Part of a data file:
>> begin

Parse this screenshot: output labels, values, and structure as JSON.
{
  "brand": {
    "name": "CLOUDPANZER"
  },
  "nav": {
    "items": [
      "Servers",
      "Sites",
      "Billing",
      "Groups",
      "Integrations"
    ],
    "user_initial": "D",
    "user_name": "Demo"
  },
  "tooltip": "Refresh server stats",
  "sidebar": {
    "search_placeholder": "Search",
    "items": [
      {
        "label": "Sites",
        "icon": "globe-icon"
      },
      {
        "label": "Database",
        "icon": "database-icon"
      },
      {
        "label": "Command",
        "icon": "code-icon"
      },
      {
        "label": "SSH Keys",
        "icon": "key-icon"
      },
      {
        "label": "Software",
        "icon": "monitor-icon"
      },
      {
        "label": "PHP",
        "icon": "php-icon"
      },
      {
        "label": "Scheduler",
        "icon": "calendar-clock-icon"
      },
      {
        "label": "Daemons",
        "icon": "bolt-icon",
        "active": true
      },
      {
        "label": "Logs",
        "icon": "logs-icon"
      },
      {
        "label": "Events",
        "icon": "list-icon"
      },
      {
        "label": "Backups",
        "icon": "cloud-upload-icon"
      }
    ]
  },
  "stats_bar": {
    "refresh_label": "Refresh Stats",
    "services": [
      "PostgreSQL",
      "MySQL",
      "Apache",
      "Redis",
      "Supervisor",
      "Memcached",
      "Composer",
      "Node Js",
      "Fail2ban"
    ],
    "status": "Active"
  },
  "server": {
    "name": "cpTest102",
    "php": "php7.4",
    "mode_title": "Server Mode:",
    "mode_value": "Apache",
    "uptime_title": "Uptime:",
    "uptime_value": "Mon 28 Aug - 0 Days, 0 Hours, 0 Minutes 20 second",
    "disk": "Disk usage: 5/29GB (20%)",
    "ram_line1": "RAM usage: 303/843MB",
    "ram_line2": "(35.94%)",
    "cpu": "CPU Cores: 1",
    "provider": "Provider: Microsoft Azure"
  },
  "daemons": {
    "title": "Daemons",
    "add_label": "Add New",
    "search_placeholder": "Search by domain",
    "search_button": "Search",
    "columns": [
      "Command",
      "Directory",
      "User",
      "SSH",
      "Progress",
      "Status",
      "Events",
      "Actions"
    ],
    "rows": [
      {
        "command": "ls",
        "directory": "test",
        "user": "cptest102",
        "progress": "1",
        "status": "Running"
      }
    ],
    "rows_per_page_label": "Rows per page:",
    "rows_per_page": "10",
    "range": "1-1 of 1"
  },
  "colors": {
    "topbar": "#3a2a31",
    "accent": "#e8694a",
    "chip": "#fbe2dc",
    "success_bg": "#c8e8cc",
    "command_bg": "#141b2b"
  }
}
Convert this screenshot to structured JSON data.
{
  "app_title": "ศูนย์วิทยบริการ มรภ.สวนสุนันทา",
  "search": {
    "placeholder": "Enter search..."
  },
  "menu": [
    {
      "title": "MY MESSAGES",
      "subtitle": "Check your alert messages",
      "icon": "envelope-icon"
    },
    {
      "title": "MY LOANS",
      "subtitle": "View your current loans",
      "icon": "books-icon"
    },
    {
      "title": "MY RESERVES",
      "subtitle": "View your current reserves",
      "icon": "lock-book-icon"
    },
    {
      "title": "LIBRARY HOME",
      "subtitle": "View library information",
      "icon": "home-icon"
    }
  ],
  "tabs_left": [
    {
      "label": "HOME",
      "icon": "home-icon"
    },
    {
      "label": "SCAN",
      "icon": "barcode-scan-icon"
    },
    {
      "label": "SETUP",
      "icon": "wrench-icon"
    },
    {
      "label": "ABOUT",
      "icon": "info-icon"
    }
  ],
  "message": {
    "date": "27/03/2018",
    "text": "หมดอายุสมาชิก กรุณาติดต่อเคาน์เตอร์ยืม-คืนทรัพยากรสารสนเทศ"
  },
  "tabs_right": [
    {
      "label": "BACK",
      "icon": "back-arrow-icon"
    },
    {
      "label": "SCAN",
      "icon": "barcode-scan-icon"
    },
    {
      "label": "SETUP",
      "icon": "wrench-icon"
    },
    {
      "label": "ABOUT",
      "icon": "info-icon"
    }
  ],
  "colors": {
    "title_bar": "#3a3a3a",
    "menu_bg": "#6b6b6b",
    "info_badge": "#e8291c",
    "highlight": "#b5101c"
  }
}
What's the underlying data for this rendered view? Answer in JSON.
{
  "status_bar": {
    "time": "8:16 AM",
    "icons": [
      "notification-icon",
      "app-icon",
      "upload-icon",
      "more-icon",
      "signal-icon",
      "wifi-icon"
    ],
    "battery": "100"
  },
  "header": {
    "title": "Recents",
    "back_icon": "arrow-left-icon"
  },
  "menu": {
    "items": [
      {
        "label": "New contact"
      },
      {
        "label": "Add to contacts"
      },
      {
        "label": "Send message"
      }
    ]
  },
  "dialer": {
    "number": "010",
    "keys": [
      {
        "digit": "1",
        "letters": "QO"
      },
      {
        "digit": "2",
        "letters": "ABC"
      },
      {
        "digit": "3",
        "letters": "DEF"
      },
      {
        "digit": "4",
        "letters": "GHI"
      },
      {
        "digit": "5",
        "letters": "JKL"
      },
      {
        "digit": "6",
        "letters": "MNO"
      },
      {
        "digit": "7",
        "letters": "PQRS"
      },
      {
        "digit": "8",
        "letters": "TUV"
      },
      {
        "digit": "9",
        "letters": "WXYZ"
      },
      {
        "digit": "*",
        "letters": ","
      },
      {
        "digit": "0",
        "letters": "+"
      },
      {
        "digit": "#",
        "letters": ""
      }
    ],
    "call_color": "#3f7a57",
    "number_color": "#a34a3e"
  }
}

>> end

### What you will do:
Send back every record, precisely as written.

### Response to this task:
Parse this screenshot: output labels, values, and structure as JSON.
{
  "brand": {
    "name": "CLOUDPANZER"
  },
  "nav": {
    "items": [
      "Servers",
      "Sites",
      "Billing",
      "Groups",
      "Integrations"
    ],
    "user_initial": "D",
    "user_name": "Demo"
  },
  "tooltip": "Refresh server stats",
  "sidebar": {
    "search_placeholder": "Search",
    "items": [
      {
        "label": "Sites",
        "icon": "globe-icon"
      },
      {
        "label": "Database",
        "icon": "database-icon"
      },
      {
        "label": "Command",
        "icon": "code-icon"
      },
      {
        "label": "SSH Keys",
        "icon": "key-icon"
      },
      {
        "label": "Software",
        "icon": "monitor-icon"
      },
      {
        "label": "PHP",
        "icon": "php-icon"
      },
      {
        "label": "Scheduler",
        "icon": "calendar-clock-icon"
      },
      {
        "label": "Daemons",
        "icon": "bolt-icon",
        "active": true
      },
      {
        "label": "Logs",
        "icon": "logs-icon"
      },
      {
        "label": "Events",
        "icon": "list-icon"
      },
      {
        "label": "Backups",
        "icon": "cloud-upload-icon"
      }
    ]
  },
  "stats_bar": {
    "refresh_label": "Refresh Stats",
    "services": [
      "PostgreSQL",
      "MySQL",
      "Apache",
      "Redis",
      "Supervisor",
      "Memcached",
      "Composer",
      "Node Js",
      "Fail2ban"
    ],
    "status": "Active"
  },
  "server": {
    "name": "cpTest102",
    "php": "php7.4",
    "mode_title": "Server Mode:",
    "mode_value": "Apache",
    "uptime_title": "Uptime:",
    "uptime_value": "Mon 28 Aug - 0 Days, 0 Hours, 0 Minutes 20 second",
    "disk": "Disk usage: 5/29GB (20%)",
    "ram_line1": "RAM usage: 303/843MB",
    "ram_line2": "(35.94%)",
    "cpu": "CPU Cores: 1",
    "provider": "Provider: Microsoft Azure"
  },
  "daemons": {
    "title": "Daemons",
    "add_label": "Add New",
    "search_placeholder": "Search by domain",
    "search_button": "Search",
    "columns": [
      "Command",
      "Directory",
      "User",
      "SSH",
      "Progress",
      "Status",
      "Events",
      "Actions"
    ],
    "rows": [
      {
        "command": "ls",
        "directory": "test",
        "user": "cptest102",
        "progress": "1",
        "status": "Running"
      }
    ],
    "rows_per_page_label": "Rows per page:",
    "rows_per_page": "10",
    "range": "1-1 of 1"
  },
  "colors": {
    "topbar": "#3a2a31",
    "accent": "#e8694a",
    "chip": "#fbe2dc",
    "success_bg": "#c8e8cc",
    "command_bg": "#141b2b"
  }
}
Convert this screenshot to structured JSON data.
{
  "app_title": "ศูนย์วิทยบริการ มรภ.สวนสุนันทา",
  "search": {
    "placeholder": "Enter search..."
  },
  "menu": [
    {
      "title": "MY MESSAGES",
      "subtitle": "Check your alert messages",
      "icon": "envelope-icon"
    },
    {
      "title": "MY LOANS",
      "subtitle": "View your current loans",
      "icon": "books-icon"
    },
    {
      "title": "MY RESERVES",
      "subtitle": "View your current reserves",
      "icon": "lock-book-icon"
    },
    {
      "title": "LIBRARY HOME",
      "subtitle": "View library information",
      "icon": "home-icon"
    }
  ],
  "tabs_left": [
    {
      "label": "HOME",
      "icon": "home-icon"
    },
    {
      "label": "SCAN",
      "icon": "barcode-scan-icon"
    },
    {
      "label": "SETUP",
      "icon": "wrench-icon"
    },
    {
      "label": "ABOUT",
      "icon": "info-icon"
    }
  ],
  "message": {
    "date": "27/03/2018",
    "text": "หมดอายุสมาชิก กรุณาติดต่อเคาน์เตอร์ยืม-คืนทรัพยากรสารสนเทศ"
  },
  "tabs_right": [
    {
      "label": "BACK",
      "icon": "back-arrow-icon"
    },
    {
      "label": "SCAN",
      "icon": "barcode-scan-icon"
    },
    {
      "label": "SETUP",
      "icon": "wrench-icon"
    },
    {
      "label": "ABOUT",
      "icon": "info-icon"
    }
  ],
  "colors": {
    "title_bar": "#3a3a3a",
    "menu_bg": "#6b6b6b",
    "info_badge": "#e8291c",
    "highlight": "#b5101c"
  }
}
What's the underlying data for this rendered view? Answer in JSON.
{
  "status_bar": {
    "time": "8:16 AM",
    "icons": [
      "notification-icon",
      "app-icon",
      "upload-icon",
      "more-icon",
      "signal-icon",
      "wifi-icon"
    ],
    "battery": "100"
  },
  "header": {
    "title": "Recents",
    "back_icon": "arrow-left-icon"
  },
  "menu": {
    "items": [
      {
        "label": "New contact"
      },
      {
        "label": "Add to contacts"
      },
      {
        "label": "Send message"
      }
    ]
  },
  "dialer": {
    "number": "010",
    "keys": [
      {
        "digit": "1",
        "letters": "QO"
      },
      {
        "digit": "2",
        "letters": "ABC"
      },
      {
        "digit": "3",
        "letters": "DEF"
      },
      {
        "digit": "4",
        "letters": "GHI"
      },
      {
        "digit": "5",
        "letters": "JKL"
      },
      {
        "digit": "6",
        "letters": "MNO"
      },
      {
        "digit": "7",
        "letters": "PQRS"
      },
      {
        "digit": "8",
        "letters": "TUV"
      },
      {
        "digit": "9",
        "letters": "WXYZ"
      },
      {
        "digit": "*",
        "letters": ","
      },
      {
        "digit": "0",
        "letters": "+"
      },
      {
        "digit": "#",
        "letters": ""
      }
    ],
    "call_color": "#3f7a57",
    "number_color": "#a34a3e"
  }
}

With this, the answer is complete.